> _Exercise details_:
Identify each line in the records below that contains the word "grid", and copy it.

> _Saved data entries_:
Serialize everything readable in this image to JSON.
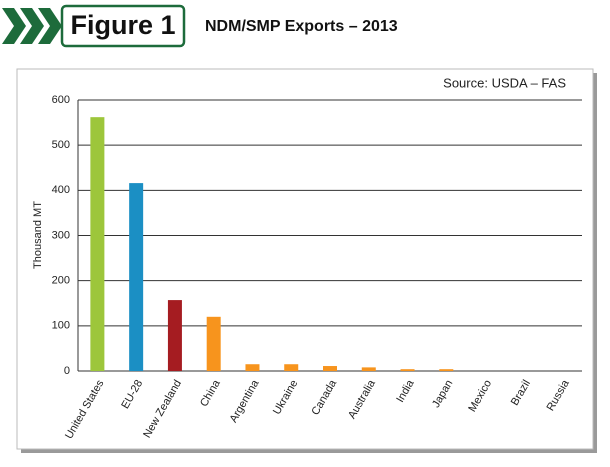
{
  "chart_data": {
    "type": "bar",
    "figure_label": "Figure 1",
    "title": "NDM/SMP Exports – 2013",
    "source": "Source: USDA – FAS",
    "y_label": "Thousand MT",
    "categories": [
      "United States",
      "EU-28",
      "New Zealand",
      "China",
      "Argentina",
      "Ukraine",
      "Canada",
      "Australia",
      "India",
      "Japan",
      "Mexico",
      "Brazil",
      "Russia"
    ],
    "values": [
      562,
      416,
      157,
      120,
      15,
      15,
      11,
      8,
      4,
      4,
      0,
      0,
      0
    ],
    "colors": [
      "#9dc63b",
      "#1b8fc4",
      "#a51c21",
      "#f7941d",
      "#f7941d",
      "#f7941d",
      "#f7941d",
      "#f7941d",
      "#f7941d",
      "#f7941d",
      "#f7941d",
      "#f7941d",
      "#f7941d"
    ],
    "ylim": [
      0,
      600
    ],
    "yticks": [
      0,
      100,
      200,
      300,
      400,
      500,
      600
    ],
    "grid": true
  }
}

==

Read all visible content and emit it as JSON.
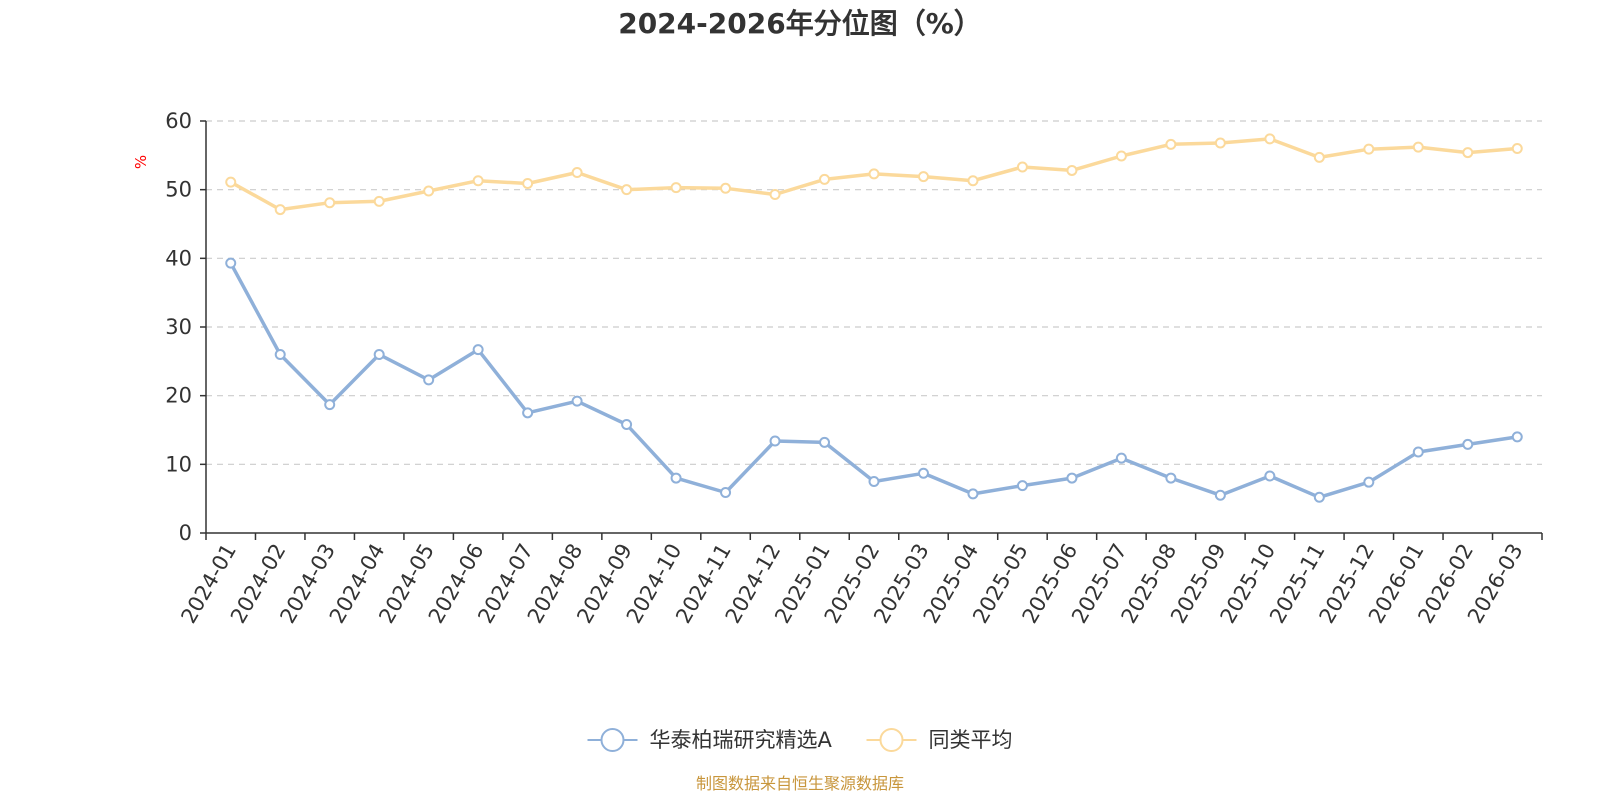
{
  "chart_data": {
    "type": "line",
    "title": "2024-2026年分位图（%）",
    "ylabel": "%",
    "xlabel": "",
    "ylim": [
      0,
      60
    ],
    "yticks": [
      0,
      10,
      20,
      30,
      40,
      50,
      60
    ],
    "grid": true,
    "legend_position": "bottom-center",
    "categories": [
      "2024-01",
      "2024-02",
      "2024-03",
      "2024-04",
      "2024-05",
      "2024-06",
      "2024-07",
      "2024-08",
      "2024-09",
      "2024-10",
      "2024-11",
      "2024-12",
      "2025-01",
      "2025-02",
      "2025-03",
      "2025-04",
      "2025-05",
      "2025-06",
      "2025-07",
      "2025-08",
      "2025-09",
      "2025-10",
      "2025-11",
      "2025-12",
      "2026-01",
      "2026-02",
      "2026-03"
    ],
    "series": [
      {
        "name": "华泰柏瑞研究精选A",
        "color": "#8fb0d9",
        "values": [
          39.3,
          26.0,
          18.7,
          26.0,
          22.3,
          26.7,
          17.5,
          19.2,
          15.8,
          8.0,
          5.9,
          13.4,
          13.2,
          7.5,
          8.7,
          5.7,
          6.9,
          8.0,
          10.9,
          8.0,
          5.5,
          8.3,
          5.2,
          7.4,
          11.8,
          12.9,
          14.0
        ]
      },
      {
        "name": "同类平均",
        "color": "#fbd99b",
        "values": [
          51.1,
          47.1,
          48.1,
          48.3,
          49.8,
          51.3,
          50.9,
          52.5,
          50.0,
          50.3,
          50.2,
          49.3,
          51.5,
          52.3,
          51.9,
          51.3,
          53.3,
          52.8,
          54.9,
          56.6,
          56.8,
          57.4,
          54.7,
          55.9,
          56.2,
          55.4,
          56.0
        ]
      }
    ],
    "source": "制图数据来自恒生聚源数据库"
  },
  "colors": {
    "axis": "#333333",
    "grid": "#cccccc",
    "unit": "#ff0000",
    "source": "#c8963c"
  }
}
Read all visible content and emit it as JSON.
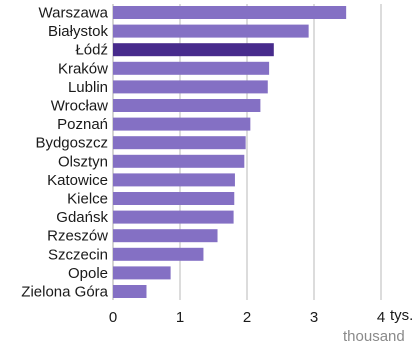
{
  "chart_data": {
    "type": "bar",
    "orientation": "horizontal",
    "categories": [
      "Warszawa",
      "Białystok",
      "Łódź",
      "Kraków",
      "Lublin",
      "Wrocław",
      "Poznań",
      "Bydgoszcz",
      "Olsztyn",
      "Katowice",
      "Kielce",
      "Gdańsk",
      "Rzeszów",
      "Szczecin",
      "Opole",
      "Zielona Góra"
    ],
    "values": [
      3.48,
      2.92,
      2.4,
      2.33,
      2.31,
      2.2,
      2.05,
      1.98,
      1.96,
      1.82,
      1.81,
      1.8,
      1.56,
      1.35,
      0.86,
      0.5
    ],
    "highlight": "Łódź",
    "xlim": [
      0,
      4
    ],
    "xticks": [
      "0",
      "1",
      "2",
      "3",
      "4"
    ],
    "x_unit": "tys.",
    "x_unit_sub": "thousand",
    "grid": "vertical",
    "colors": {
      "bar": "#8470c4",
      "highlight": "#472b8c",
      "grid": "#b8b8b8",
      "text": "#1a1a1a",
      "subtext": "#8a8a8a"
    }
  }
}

> _Written response_:
    "grid": true
    "grid": true,
    "grid": "#cccccc",
    "grid": "vertical",
      "grid": "#b8b8b8",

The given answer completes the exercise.